*Your goal*.
Please return every one of the entries below, repeating each line exactly as given but leaving out the pictures.

*Supplied material*.
=====

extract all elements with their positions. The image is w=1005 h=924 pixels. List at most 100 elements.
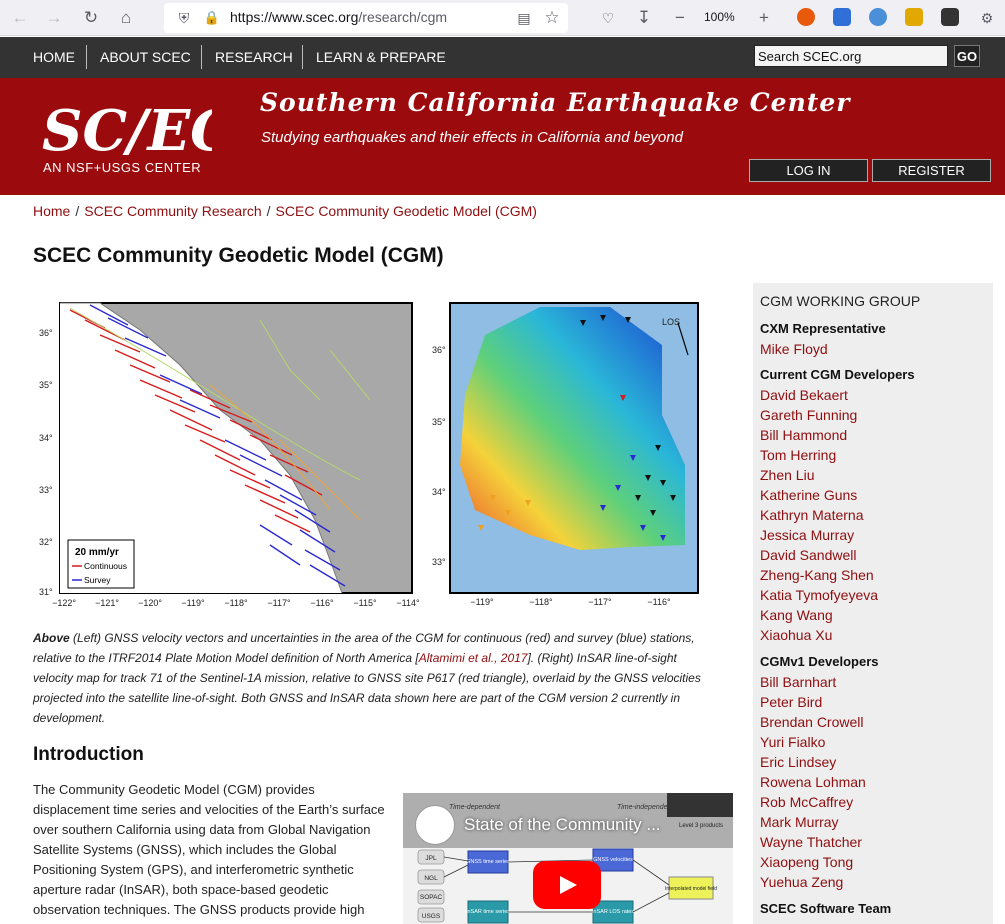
zoom-level[interactable]: 100%: [704, 10, 735, 24]
extension-badge-icon[interactable]: [905, 8, 923, 26]
person-link[interactable]: David Sandwell: [760, 547, 857, 563]
lon-tick: −119°: [181, 598, 205, 608]
person-link[interactable]: Xiaohua Xu: [760, 627, 832, 643]
pocket-icon[interactable]: ♡: [596, 6, 620, 30]
nav-about-scec[interactable]: ABOUT SCEC: [100, 49, 191, 65]
person-link[interactable]: Mark Murray: [760, 814, 839, 830]
back-icon[interactable]: ←: [8, 6, 32, 30]
lat-tick: 32°: [39, 537, 53, 547]
person-link[interactable]: Yuri Fialko: [760, 734, 825, 750]
login-button[interactable]: LOG IN: [749, 159, 868, 182]
zoom-out-icon[interactable]: −: [668, 6, 692, 30]
embedded-video[interactable]: Time-dependent Time-independent Level 3 …: [403, 793, 733, 924]
person-link[interactable]: Rob McCaffrey: [760, 794, 853, 810]
register-button[interactable]: REGISTER: [872, 159, 991, 182]
person-link[interactable]: Yuehua Zeng: [760, 874, 843, 890]
video-box-label: InSAR LOS rates: [592, 909, 634, 915]
lat-tick: 35°: [432, 417, 446, 427]
video-label: Level 3 products: [679, 823, 723, 829]
video-box-label: NGL: [424, 875, 438, 882]
lat-tick: 33°: [39, 485, 53, 495]
lon-tick: −117°: [267, 598, 291, 608]
person-link[interactable]: Zhen Liu: [760, 467, 814, 483]
breadcrumb-cgm[interactable]: SCEC Community Geodetic Model (CGM): [276, 203, 537, 219]
lat-tick: 36°: [432, 345, 446, 355]
bookmark-star-icon[interactable]: ☆: [540, 6, 564, 30]
legend-continuous: Continuous: [84, 561, 127, 571]
search-go-button[interactable]: GO: [954, 45, 980, 67]
nav-learn-prepare[interactable]: LEARN & PREPARE: [316, 49, 446, 65]
person-link[interactable]: Bill Hammond: [760, 427, 847, 443]
logo-subtitle: AN NSF+USGS CENTER: [43, 160, 202, 175]
video-box-label: InSAR time series: [466, 909, 510, 915]
lat-tick: 35°: [39, 380, 53, 390]
video-box-label: Interpolated model field: [665, 886, 717, 892]
person-link[interactable]: Katia Tymofyeyeva: [760, 587, 878, 603]
extension-dots-icon[interactable]: [941, 8, 959, 26]
person-link[interactable]: Mike Floyd: [760, 341, 828, 357]
breadcrumb-home[interactable]: Home: [33, 203, 70, 219]
person-link[interactable]: Eric Lindsey: [760, 754, 836, 770]
extension-s-icon[interactable]: [833, 8, 851, 26]
extension-duckduckgo-icon[interactable]: [797, 8, 815, 26]
lon-tick: −114°: [396, 598, 420, 608]
shield-icon[interactable]: ⛨: [172, 6, 196, 30]
person-link[interactable]: Bill Barnhart: [760, 674, 836, 690]
url-host: https://www.scec.org: [230, 9, 359, 25]
person-link[interactable]: Kathryn Materna: [760, 507, 864, 523]
person-link[interactable]: David Bekaert: [760, 387, 848, 403]
download-icon[interactable]: ↧: [632, 6, 656, 30]
person-link[interactable]: Peter Bird: [760, 694, 822, 710]
browser-toolbar: ← → ↻ ⌂ ⛨ 🔒 https://www.scec.org/researc…: [0, 0, 1005, 36]
person-link[interactable]: Rowena Lohman: [760, 774, 866, 790]
person-link[interactable]: Jessica Murray: [760, 527, 854, 543]
lon-tick: −120°: [138, 598, 162, 608]
zoom-in-icon[interactable]: +: [752, 6, 776, 30]
nav-research[interactable]: RESEARCH: [215, 49, 293, 65]
nav-home[interactable]: HOME: [33, 49, 75, 65]
lon-tick: −116°: [310, 598, 334, 608]
insar-los-map: LOS 36° 35° 34° 33° −119° −118° −117° −1…: [432, 302, 699, 607]
los-label: LOS: [662, 317, 680, 327]
person-link[interactable]: Kang Wang: [760, 607, 833, 623]
figure-caption: Above (Left) GNSS velocity vectors and u…: [33, 628, 713, 728]
site-search-input[interactable]: [754, 45, 948, 67]
person-link[interactable]: Gareth Funning: [760, 407, 857, 423]
person-link[interactable]: Brendan Crowell: [760, 714, 864, 730]
url-path: /research/cgm: [358, 9, 448, 25]
scec-logo[interactable]: SC/EC: [42, 88, 212, 158]
forward-icon[interactable]: →: [42, 6, 66, 30]
caption-citation-link[interactable]: Altamimi et al., 2017: [419, 651, 528, 665]
legend-title: 20 mm/yr: [75, 547, 119, 558]
lon-tick: −115°: [353, 598, 377, 608]
play-icon: [560, 876, 577, 894]
video-box-label: JPL: [425, 855, 437, 862]
lat-tick: 34°: [432, 487, 446, 497]
reload-icon[interactable]: ↻: [79, 6, 103, 30]
video-title[interactable]: State of the Community ...: [464, 815, 661, 835]
home-icon[interactable]: ⌂: [114, 6, 138, 30]
breadcrumb-community-research[interactable]: SCEC Community Research: [84, 203, 261, 219]
breadcrumb: Home / SCEC Community Research / SCEC Commun…: [33, 203, 537, 219]
person-link[interactable]: Tom Herring: [760, 447, 836, 463]
section-title-current-developers: Current CGM Developers: [760, 367, 915, 382]
url-text[interactable]: https://www.scec.org/research/cgm: [230, 9, 447, 25]
extension-search-icon[interactable]: [869, 8, 887, 26]
person-link[interactable]: Zheng-Kang Shen: [760, 567, 874, 583]
scec-logo-text: SC/EC: [42, 98, 212, 158]
youtube-play-button[interactable]: [533, 861, 601, 909]
extensions-puzzle-icon[interactable]: ⚙: [975, 6, 999, 30]
site-tagline: Studying earthquakes and their effects i…: [261, 129, 683, 146]
breadcrumb-separator: /: [266, 203, 271, 219]
section-title-cxm-representative: CXM Representative: [760, 321, 886, 336]
reader-view-icon[interactable]: ▤: [512, 6, 536, 30]
lon-tick-labels: −119° −118° −117° −116°: [470, 597, 671, 607]
lat-tick-labels: 36° 35° 34° 33° 32° 31°: [39, 328, 53, 597]
person-link[interactable]: Wayne Thatcher: [760, 834, 862, 850]
channel-logo[interactable]: [415, 805, 455, 845]
nav-divider: [86, 45, 87, 69]
person-link[interactable]: Xiaopeng Tong: [760, 854, 853, 870]
lat-tick: 34°: [39, 433, 53, 443]
breadcrumb-separator: /: [75, 203, 80, 219]
person-link[interactable]: Katherine Guns: [760, 487, 857, 503]
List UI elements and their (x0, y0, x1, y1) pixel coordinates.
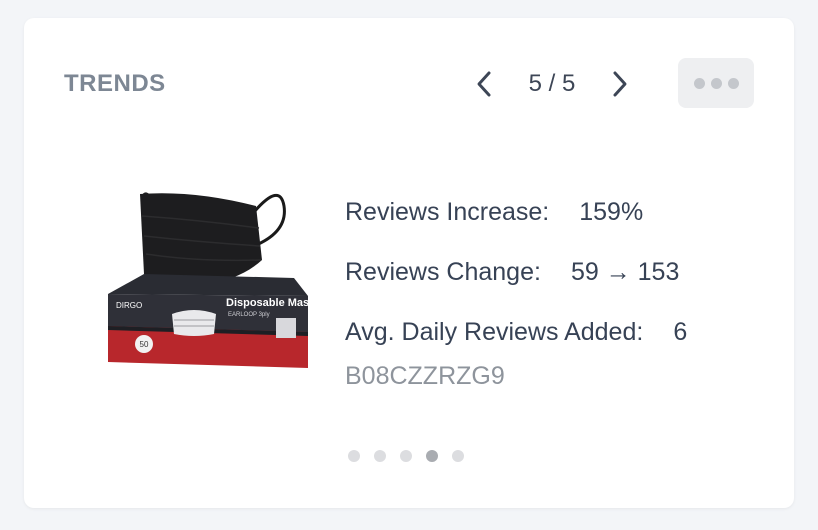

=====

*Solution for this exercise*.
extract all elements with their positions. The image is w=1005 h=924 pixels. List at most 100 elements.
zoom-level[interactable]: 100%: [704, 10, 735, 24]
extension-badge-icon[interactable]: [905, 8, 923, 26]
person-link[interactable]: David Sandwell: [760, 547, 857, 563]
lon-tick: −119°: [181, 598, 205, 608]
person-link[interactable]: Xiaohua Xu: [760, 627, 832, 643]
pocket-icon[interactable]: ♡: [596, 6, 620, 30]
nav-about-scec[interactable]: ABOUT SCEC: [100, 49, 191, 65]
person-link[interactable]: Mark Murray: [760, 814, 839, 830]
back-icon[interactable]: ←: [8, 6, 32, 30]
lat-tick: 32°: [39, 537, 53, 547]
person-link[interactable]: Yuri Fialko: [760, 734, 825, 750]
login-button[interactable]: LOG IN: [749, 159, 868, 182]
zoom-out-icon[interactable]: −: [668, 6, 692, 30]
embedded-video[interactable]: Time-dependent Time-independent Level 3 …: [403, 793, 733, 924]
person-link[interactable]: Rob McCaffrey: [760, 794, 853, 810]
register-button[interactable]: REGISTER: [872, 159, 991, 182]
person-link[interactable]: Yuehua Zeng: [760, 874, 843, 890]
video-box-label: InSAR LOS rates: [592, 909, 634, 915]
lat-tick: 35°: [432, 417, 446, 427]
video-label: Level 3 products: [679, 823, 723, 829]
video-box-label: NGL: [424, 875, 438, 882]
lat-tick: 33°: [39, 485, 53, 495]
lon-tick: −117°: [267, 598, 291, 608]
person-link[interactable]: Zhen Liu: [760, 467, 814, 483]
breadcrumb-cgm[interactable]: SCEC Community Geodetic Model (CGM): [276, 203, 537, 219]
lat-tick: 36°: [432, 345, 446, 355]
bookmark-star-icon[interactable]: ☆: [540, 6, 564, 30]
legend-continuous: Continuous: [84, 561, 127, 571]
search-go-button[interactable]: GO: [954, 45, 980, 67]
nav-learn-prepare[interactable]: LEARN & PREPARE: [316, 49, 446, 65]
person-link[interactable]: Bill Hammond: [760, 427, 847, 443]
logo-subtitle: AN NSF+USGS CENTER: [43, 160, 202, 175]
video-box-label: InSAR time series: [466, 909, 510, 915]
lat-tick: 35°: [39, 380, 53, 390]
video-box-label: Interpolated model field: [665, 886, 717, 892]
person-link[interactable]: Katia Tymofyeyeva: [760, 587, 878, 603]
extension-dots-icon[interactable]: [941, 8, 959, 26]
person-link[interactable]: Mike Floyd: [760, 341, 828, 357]
breadcrumb-home[interactable]: Home: [33, 203, 70, 219]
person-link[interactable]: Eric Lindsey: [760, 754, 836, 770]
extension-s-icon[interactable]: [833, 8, 851, 26]
extension-duckduckgo-icon[interactable]: [797, 8, 815, 26]
lon-tick: −114°: [396, 598, 420, 608]
shield-icon[interactable]: ⛨: [172, 6, 196, 30]
person-link[interactable]: Bill Barnhart: [760, 674, 836, 690]
url-host: https://www.scec.org: [230, 9, 359, 25]
person-link[interactable]: Kathryn Materna: [760, 507, 864, 523]
person-link[interactable]: David Bekaert: [760, 387, 848, 403]
download-icon[interactable]: ↧: [632, 6, 656, 30]
person-link[interactable]: Peter Bird: [760, 694, 822, 710]
browser-toolbar: ← → ↻ ⌂ ⛨ 🔒 https://www.scec.org/researc…: [0, 0, 1005, 36]
person-link[interactable]: Rowena Lohman: [760, 774, 866, 790]
person-link[interactable]: Jessica Murray: [760, 527, 854, 543]
lon-tick: −120°: [138, 598, 162, 608]
zoom-in-icon[interactable]: +: [752, 6, 776, 30]
nav-research[interactable]: RESEARCH: [215, 49, 293, 65]
nav-home[interactable]: HOME: [33, 49, 75, 65]
lon-tick: −116°: [310, 598, 334, 608]
insar-los-map: LOS 36° 35° 34° 33° −119° −118° −117° −1…: [432, 302, 699, 607]
los-label: LOS: [662, 317, 680, 327]
person-link[interactable]: Kang Wang: [760, 607, 833, 623]
figure-caption: Above (Left) GNSS velocity vectors and u…: [33, 628, 713, 728]
site-search-input[interactable]: [754, 45, 948, 67]
person-link[interactable]: Gareth Funning: [760, 407, 857, 423]
person-link[interactable]: Brendan Crowell: [760, 714, 864, 730]
url-path: /research/cgm: [358, 9, 448, 25]
scec-logo[interactable]: SC/EC: [42, 88, 212, 158]
forward-icon[interactable]: →: [42, 6, 66, 30]
caption-citation-link[interactable]: Altamimi et al., 2017: [419, 651, 528, 665]
legend-title: 20 mm/yr: [75, 547, 119, 558]
lon-tick: −115°: [353, 598, 377, 608]
play-icon: [560, 876, 577, 894]
video-box-label: JPL: [425, 855, 437, 862]
lat-tick: 34°: [432, 487, 446, 497]
reload-icon[interactable]: ↻: [79, 6, 103, 30]
video-title[interactable]: State of the Community ...: [464, 815, 661, 835]
home-icon[interactable]: ⌂: [114, 6, 138, 30]
breadcrumb-community-research[interactable]: SCEC Community Research: [84, 203, 261, 219]
breadcrumb: Home / SCEC Community Research / SCEC Commun…: [33, 203, 537, 219]
person-link[interactable]: Tom Herring: [760, 447, 836, 463]
section-title-current-developers: Current CGM Developers: [760, 367, 915, 382]
url-text[interactable]: https://www.scec.org/research/cgm: [230, 9, 447, 25]
extension-search-icon[interactable]: [869, 8, 887, 26]
person-link[interactable]: Zheng-Kang Shen: [760, 567, 874, 583]
scec-logo-text: SC/EC: [42, 98, 212, 158]
youtube-play-button[interactable]: [533, 861, 601, 909]
extensions-puzzle-icon[interactable]: ⚙: [975, 6, 999, 30]
site-tagline: Studying earthquakes and their effects i…: [261, 129, 683, 146]
breadcrumb-separator: /: [266, 203, 271, 219]
section-title-cxm-representative: CXM Representative: [760, 321, 886, 336]
reader-view-icon[interactable]: ▤: [512, 6, 536, 30]
lon-tick-labels: −119° −118° −117° −116°: [470, 597, 671, 607]
lat-tick-labels: 36° 35° 34° 33° 32° 31°: [39, 328, 53, 597]
person-link[interactable]: Wayne Thatcher: [760, 834, 862, 850]
channel-logo[interactable]: [415, 805, 455, 845]
nav-divider: [86, 45, 87, 69]
person-link[interactable]: Xiaopeng Tong: [760, 854, 853, 870]
lat-tick: 34°: [39, 433, 53, 443]
breadcrumb-separator: /: [75, 203, 80, 219]
person-link[interactable]: Katherine Guns: [760, 487, 857, 503]
List UI elements and their (x0, y0, x1, y1) pixel coordinates.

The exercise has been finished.